DIRECTIVE =>
Do any lines in the data below contain "flag"? If so, copy every one of them.

TASK INPUTS =>

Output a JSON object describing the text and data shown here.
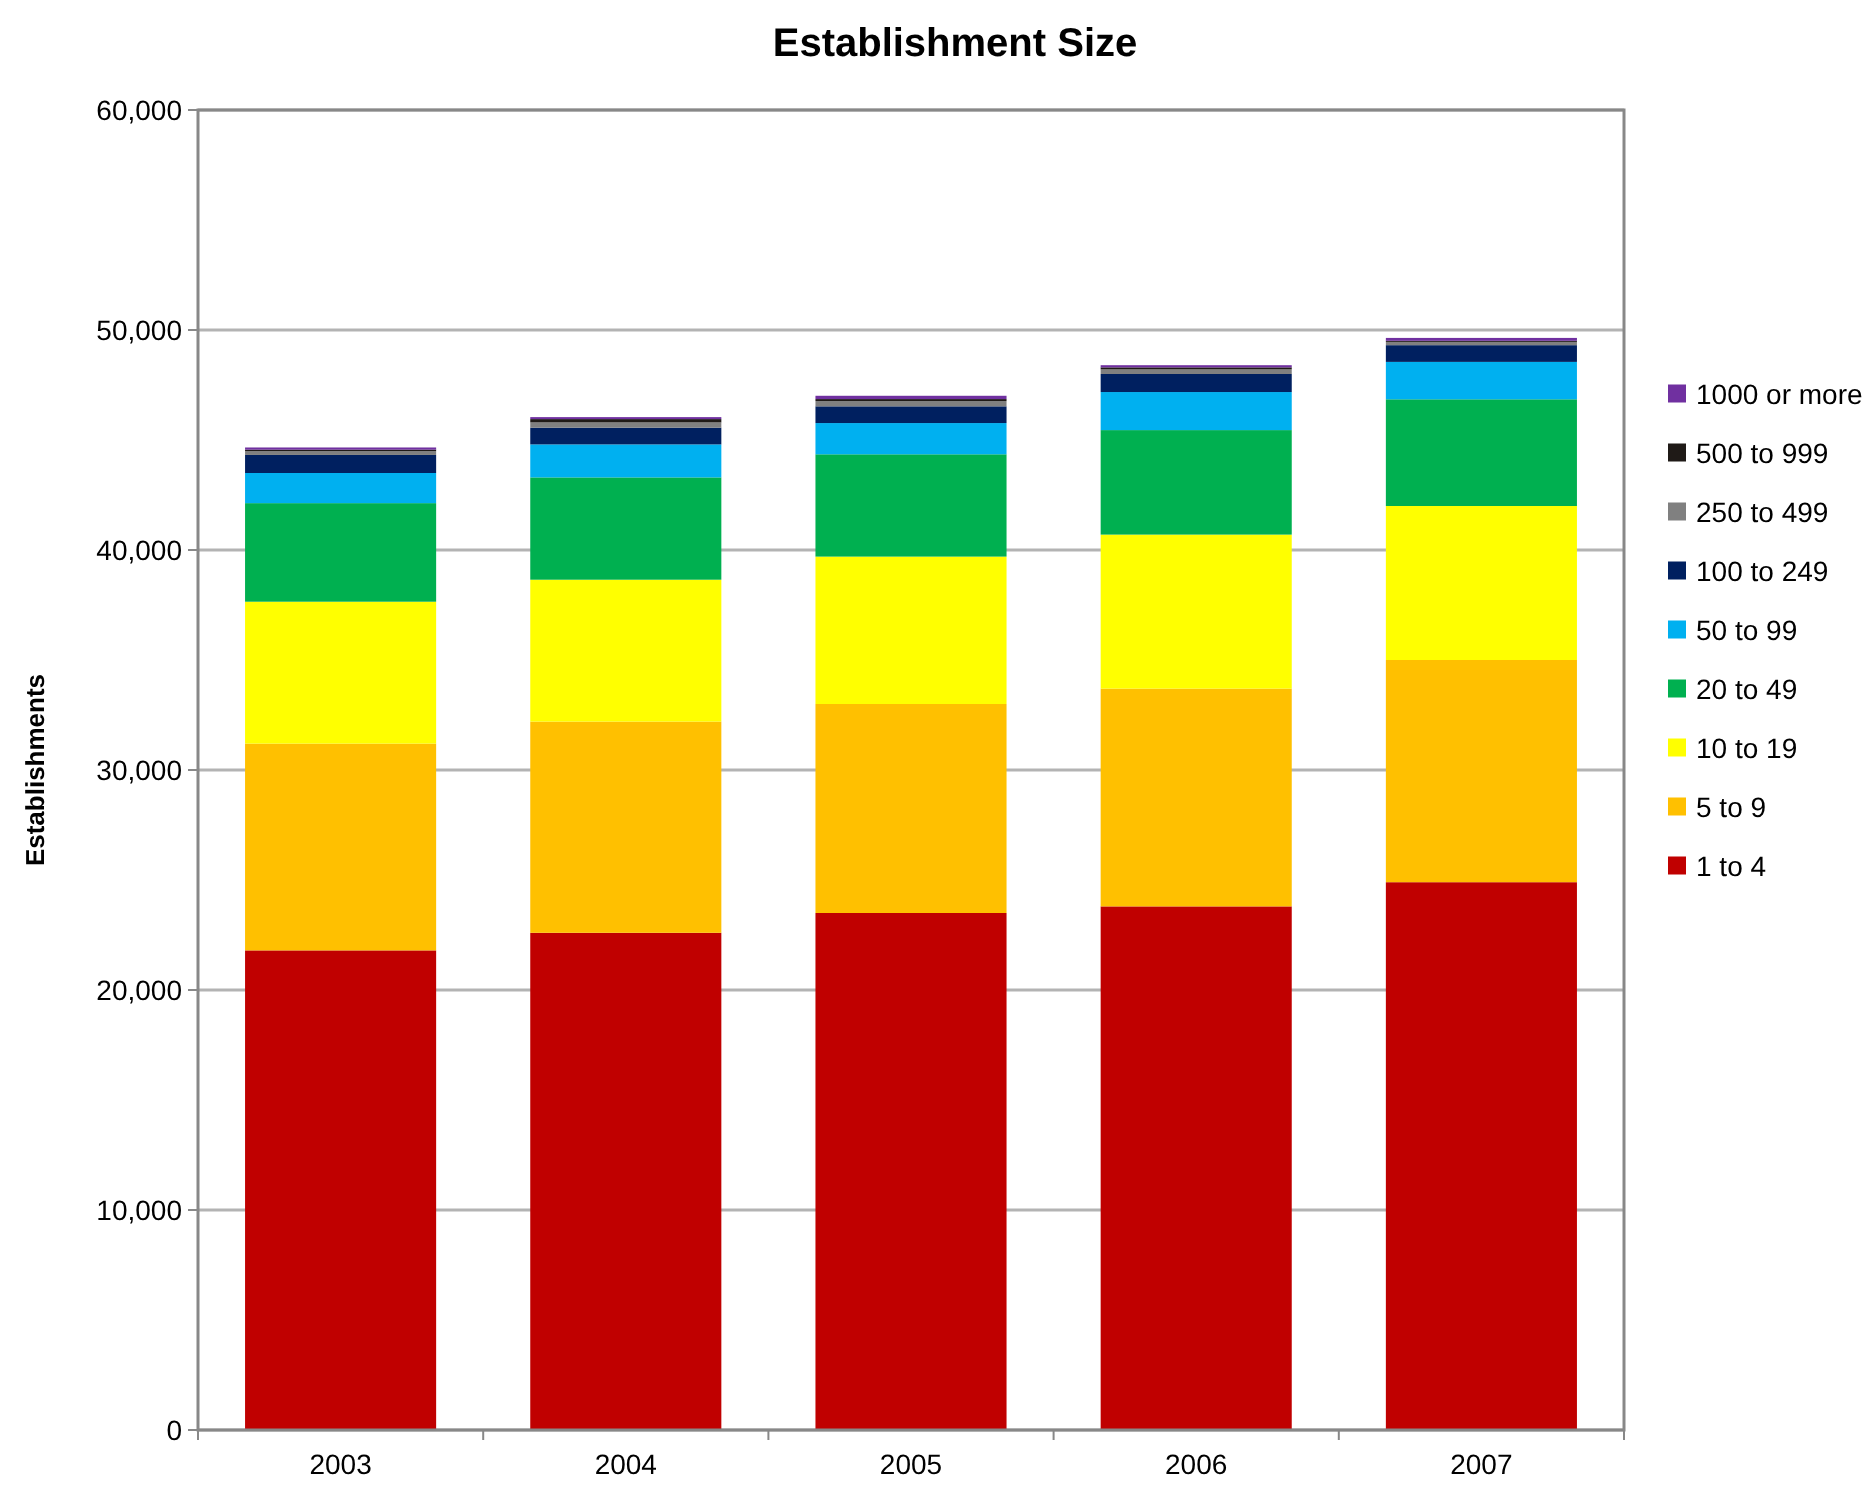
{
  "chart_data": {
    "type": "bar",
    "title": "Establishment Size",
    "ylabel": "Establishments",
    "categories": [
      "2003",
      "2004",
      "2005",
      "2006",
      "2007"
    ],
    "stacked": true,
    "ylim": [
      0,
      60000
    ],
    "yticks": [
      {
        "value": 0,
        "label": "0"
      },
      {
        "value": 10000,
        "label": "10,000"
      },
      {
        "value": 20000,
        "label": "20,000"
      },
      {
        "value": 30000,
        "label": "30,000"
      },
      {
        "value": 40000,
        "label": "40,000"
      },
      {
        "value": 50000,
        "label": "50,000"
      },
      {
        "value": 60000,
        "label": "60,000"
      }
    ],
    "grid": "y",
    "legend": "right",
    "series": [
      {
        "name": "1 to 4",
        "color": "#c00000",
        "values": [
          21800,
          22600,
          23500,
          23800,
          24900
        ]
      },
      {
        "name": "5 to 9",
        "color": "#ffc000",
        "values": [
          9400,
          9600,
          9500,
          9900,
          10100
        ]
      },
      {
        "name": "10 to 19",
        "color": "#ffff00",
        "values": [
          6450,
          6450,
          6700,
          7000,
          7000
        ]
      },
      {
        "name": "20 to 49",
        "color": "#00b050",
        "values": [
          4480,
          4650,
          4650,
          4750,
          4850
        ]
      },
      {
        "name": "50 to 99",
        "color": "#00b0f0",
        "values": [
          1370,
          1500,
          1420,
          1730,
          1700
        ]
      },
      {
        "name": "100 to 249",
        "color": "#002060",
        "values": [
          820,
          760,
          760,
          820,
          760
        ]
      },
      {
        "name": "250 to 499",
        "color": "#808080",
        "values": [
          180,
          240,
          240,
          210,
          150
        ]
      },
      {
        "name": "500 to 999",
        "color": "#1f1a17",
        "values": [
          60,
          150,
          90,
          90,
          50
        ]
      },
      {
        "name": "1000 or more",
        "color": "#7030a0",
        "values": [
          100,
          90,
          150,
          100,
          130
        ]
      }
    ]
  }
}
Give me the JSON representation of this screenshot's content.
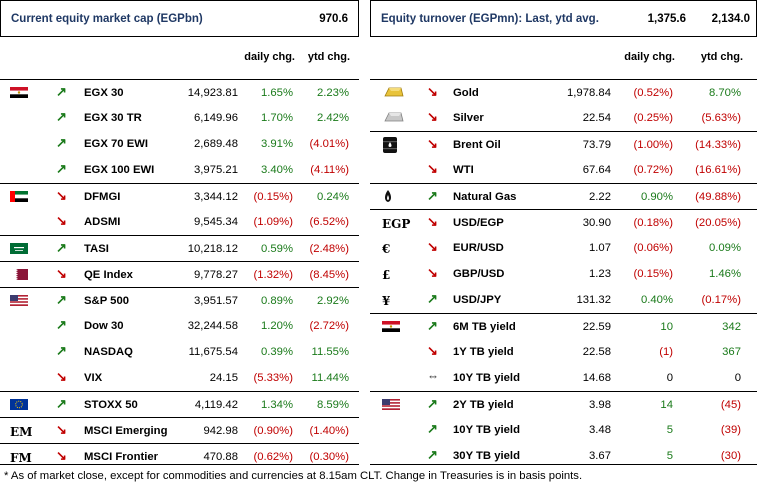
{
  "left": {
    "title": "Current equity market cap (EGPbn)",
    "value": "970.6",
    "col_daily": "daily chg.",
    "col_ytd": "ytd chg.",
    "rows": [
      {
        "icon": "egypt-flag-icon",
        "dir": "up",
        "name": "EGX 30",
        "val": "14,923.81",
        "daily": "1.65%",
        "ytd": "2.23%",
        "dc": "pos",
        "yc": "pos",
        "grp": true
      },
      {
        "icon": "",
        "dir": "up",
        "name": "EGX 30 TR",
        "val": "6,149.96",
        "daily": "1.70%",
        "ytd": "2.42%",
        "dc": "pos",
        "yc": "pos"
      },
      {
        "icon": "",
        "dir": "up",
        "name": "EGX 70 EWI",
        "val": "2,689.48",
        "daily": "3.91%",
        "ytd": "(4.01%)",
        "dc": "pos",
        "yc": "neg"
      },
      {
        "icon": "",
        "dir": "up",
        "name": "EGX 100 EWI",
        "val": "3,975.21",
        "daily": "3.40%",
        "ytd": "(4.11%)",
        "dc": "pos",
        "yc": "neg"
      },
      {
        "icon": "uae-flag-icon",
        "dir": "dn",
        "name": "DFMGI",
        "val": "3,344.12",
        "daily": "(0.15%)",
        "ytd": "0.24%",
        "dc": "neg",
        "yc": "pos",
        "grp": true
      },
      {
        "icon": "",
        "dir": "dn",
        "name": "ADSMI",
        "val": "9,545.34",
        "daily": "(1.09%)",
        "ytd": "(6.52%)",
        "dc": "neg",
        "yc": "neg"
      },
      {
        "icon": "saudi-flag-icon",
        "dir": "up",
        "name": "TASI",
        "val": "10,218.12",
        "daily": "0.59%",
        "ytd": "(2.48%)",
        "dc": "pos",
        "yc": "neg",
        "grp": true
      },
      {
        "icon": "qatar-flag-icon",
        "dir": "dn",
        "name": "QE Index",
        "val": "9,778.27",
        "daily": "(1.32%)",
        "ytd": "(8.45%)",
        "dc": "neg",
        "yc": "neg",
        "grp": true
      },
      {
        "icon": "us-flag-icon",
        "dir": "up",
        "name": "S&P 500",
        "val": "3,951.57",
        "daily": "0.89%",
        "ytd": "2.92%",
        "dc": "pos",
        "yc": "pos",
        "grp": true
      },
      {
        "icon": "",
        "dir": "up",
        "name": "Dow 30",
        "val": "32,244.58",
        "daily": "1.20%",
        "ytd": "(2.72%)",
        "dc": "pos",
        "yc": "neg"
      },
      {
        "icon": "",
        "dir": "up",
        "name": "NASDAQ",
        "val": "11,675.54",
        "daily": "0.39%",
        "ytd": "11.55%",
        "dc": "pos",
        "yc": "pos"
      },
      {
        "icon": "",
        "dir": "dn",
        "name": "VIX",
        "val": "24.15",
        "daily": "(5.33%)",
        "ytd": "11.44%",
        "dc": "neg",
        "yc": "pos"
      },
      {
        "icon": "eu-flag-icon",
        "dir": "up",
        "name": "STOXX 50",
        "val": "4,119.42",
        "daily": "1.34%",
        "ytd": "8.59%",
        "dc": "pos",
        "yc": "pos",
        "grp": true
      },
      {
        "icon": "em-text-icon",
        "icontext": "EM",
        "dir": "dn",
        "name": "MSCI Emerging",
        "val": "942.98",
        "daily": "(0.90%)",
        "ytd": "(1.40%)",
        "dc": "neg",
        "yc": "neg",
        "grp": true
      },
      {
        "icon": "fm-text-icon",
        "icontext": "FM",
        "dir": "dn",
        "name": "MSCI Frontier",
        "val": "470.88",
        "daily": "(0.62%)",
        "ytd": "(0.30%)",
        "dc": "neg",
        "yc": "neg",
        "grp": true
      }
    ]
  },
  "right": {
    "title": "Equity turnover (EGPmn): Last, ytd avg.",
    "value1": "1,375.6",
    "value2": "2,134.0",
    "col_daily": "daily chg.",
    "col_ytd": "ytd chg.",
    "rows": [
      {
        "icon": "gold-bar-icon",
        "dir": "dn",
        "name": "Gold",
        "val": "1,978.84",
        "daily": "(0.52%)",
        "ytd": "8.70%",
        "dc": "neg",
        "yc": "pos",
        "grp": true
      },
      {
        "icon": "silver-bar-icon",
        "dir": "dn",
        "name": "Silver",
        "val": "22.54",
        "daily": "(0.25%)",
        "ytd": "(5.63%)",
        "dc": "neg",
        "yc": "neg"
      },
      {
        "icon": "oil-barrel-icon",
        "dir": "dn",
        "name": "Brent Oil",
        "val": "73.79",
        "daily": "(1.00%)",
        "ytd": "(14.33%)",
        "dc": "neg",
        "yc": "neg",
        "grp": true
      },
      {
        "icon": "",
        "dir": "dn",
        "name": "WTI",
        "val": "67.64",
        "daily": "(0.72%)",
        "ytd": "(16.61%)",
        "dc": "neg",
        "yc": "neg"
      },
      {
        "icon": "flame-icon",
        "dir": "up",
        "name": "Natural Gas",
        "val": "2.22",
        "daily": "0.90%",
        "ytd": "(49.88%)",
        "dc": "pos",
        "yc": "neg",
        "grp": true
      },
      {
        "icon": "egp-text-icon",
        "icontext": "EGP",
        "dir": "dn",
        "name": "USD/EGP",
        "val": "30.90",
        "daily": "(0.18%)",
        "ytd": "(20.05%)",
        "dc": "neg",
        "yc": "neg",
        "grp": true
      },
      {
        "icon": "euro-sign-icon",
        "icontext": "€",
        "dir": "dn",
        "name": "EUR/USD",
        "val": "1.07",
        "daily": "(0.06%)",
        "ytd": "0.09%",
        "dc": "neg",
        "yc": "pos"
      },
      {
        "icon": "pound-sign-icon",
        "icontext": "£",
        "dir": "dn",
        "name": "GBP/USD",
        "val": "1.23",
        "daily": "(0.15%)",
        "ytd": "1.46%",
        "dc": "neg",
        "yc": "pos"
      },
      {
        "icon": "yen-sign-icon",
        "icontext": "¥",
        "dir": "up",
        "name": "USD/JPY",
        "val": "131.32",
        "daily": "0.40%",
        "ytd": "(0.17%)",
        "dc": "pos",
        "yc": "neg"
      },
      {
        "icon": "egypt-flag-icon",
        "dir": "up",
        "name": "6M TB yield",
        "val": "22.59",
        "daily": "10",
        "ytd": "342",
        "dc": "pos",
        "yc": "pos",
        "grp": true
      },
      {
        "icon": "",
        "dir": "dn",
        "name": "1Y TB yield",
        "val": "22.58",
        "daily": "(1)",
        "ytd": "367",
        "dc": "neg",
        "yc": "pos"
      },
      {
        "icon": "",
        "dir": "flat",
        "name": "10Y TB yield",
        "val": "14.68",
        "daily": "0",
        "ytd": "0",
        "dc": "neu",
        "yc": "neu"
      },
      {
        "icon": "us-flag-icon",
        "dir": "up",
        "name": "2Y TB yield",
        "val": "3.98",
        "daily": "14",
        "ytd": "(45)",
        "dc": "pos",
        "yc": "neg",
        "grp": true
      },
      {
        "icon": "",
        "dir": "up",
        "name": "10Y TB yield",
        "val": "3.48",
        "daily": "5",
        "ytd": "(39)",
        "dc": "pos",
        "yc": "neg"
      },
      {
        "icon": "",
        "dir": "up",
        "name": "30Y TB yield",
        "val": "3.67",
        "daily": "5",
        "ytd": "(30)",
        "dc": "pos",
        "yc": "neg"
      }
    ]
  },
  "footnote": "* As of market close, except for commodities and currencies at 8.15am CLT. Change in Treasuries is in basis points.",
  "colors": {
    "positive": "#1a7a1a",
    "negative": "#c00000",
    "title": "#1f3864"
  }
}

WRITTEN ANSWER =>
        "icon": "egypt-flag-icon",
        "icon": "uae-flag-icon",
        "icon": "saudi-flag-icon",
        "icon": "qatar-flag-icon",
        "icon": "us-flag-icon",
        "icon": "eu-flag-icon",
        "icon": "egypt-flag-icon",
        "icon": "us-flag-icon",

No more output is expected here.